───── Data shown

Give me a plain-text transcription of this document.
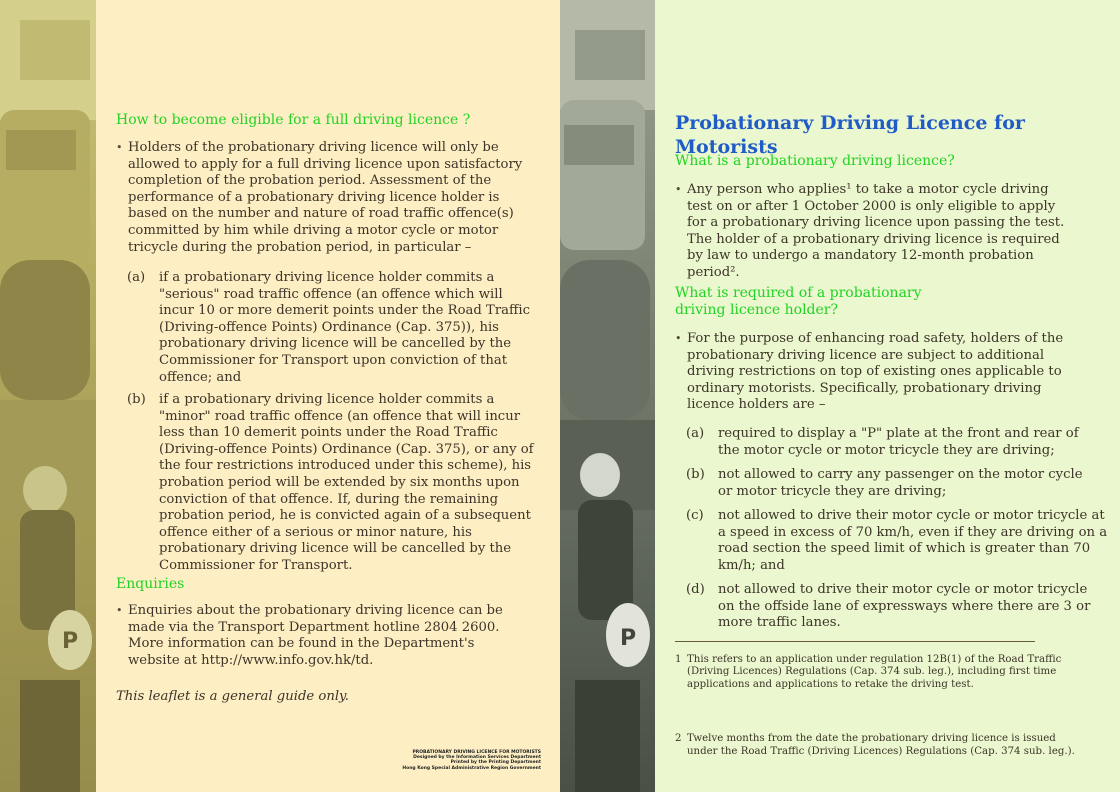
P
How to become eligible for a full driving licence ?
• Holders of the probationary driving licence will only be allowed to apply for a full driving licence upon satisfactory completion of the probation period. Assessment of the performance of a probationary driving licence holder is based on the number and nature of road traffic offence(s) committed by him while driving a motor cycle or motor tricycle during the probation period, in particular –
(a) if a probationary driving licence holder commits a "serious" road traffic offence (an offence which will incur 10 or more demerit points under the Road Traffic (Driving-offence Points) Ordinance (Cap. 375)), his probationary driving licence will be cancelled by the Commissioner for Transport upon conviction of that offence; and
(b) if a probationary driving licence holder commits a "minor" road traffic offence (an offence that will incur less than 10 demerit points under the Road Traffic (Driving-offence Points) Ordinance (Cap. 375), or any of the four restrictions introduced under this scheme), his probation period will be extended by six months upon conviction of that offence. If, during the remaining probation period, he is convicted again of a subsequent offence either of a serious or minor nature, his probationary driving licence will be cancelled by the Commissioner for Transport.
Enquiries
• Enquiries about the probationary driving licence can be made via the Transport Department hotline 2804 2600. More information can be found in the Department's website at http://www.info.gov.hk/td.
This leaflet is a general guide only.
PROBATIONARY DRIVING LICENCE FOR MOTORISTS
Designed by the Information Services Department
Printed by the Printing Department
Hong Kong Special Administrative Region Government
P
Probationary Driving Licence for Motorists
What is a probationary driving licence?
• Any person who applies¹ to take a motor cycle driving test on or after 1 October 2000 is only eligible to apply for a probationary driving licence upon passing the test. The holder of a probationary driving licence is required by law to undergo a mandatory 12-month probation period².
What is required of a probationary
driving licence holder?
• For the purpose of enhancing road safety, holders of the probationary driving licence are subject to additional driving restrictions on top of existing ones applicable to ordinary motorists. Specifically, probationary driving licence holders are –
(a) required to display a "P" plate at the front and rear of the motor cycle or motor tricycle they are driving;
(b) not allowed to carry any passenger on the motor cycle or motor tricycle they are driving;
(c) not allowed to drive their motor cycle or motor tricycle at a speed in excess of 70 km/h, even if they are driving on a road section the speed limit of which is greater than 70 km/h; and
(d) not allowed to drive their motor cycle or motor tricycle on the offside lane of expressways where there are 3 or more traffic lanes.
1 This refers to an application under regulation 12B(1) of the Road Traffic (Driving Licences) Regulations (Cap. 374 sub. leg.), including first time applications and applications to retake the driving test.
2 Twelve months from the date the probationary driving licence is issued under the Road Traffic (Driving Licences) Regulations (Cap. 374 sub. leg.).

──────────

(Exercise task) Identify each line in the records above containing the word "What"; copy those lines.

(Exercise result)
What is a probationary driving licence?
What is required of a probationary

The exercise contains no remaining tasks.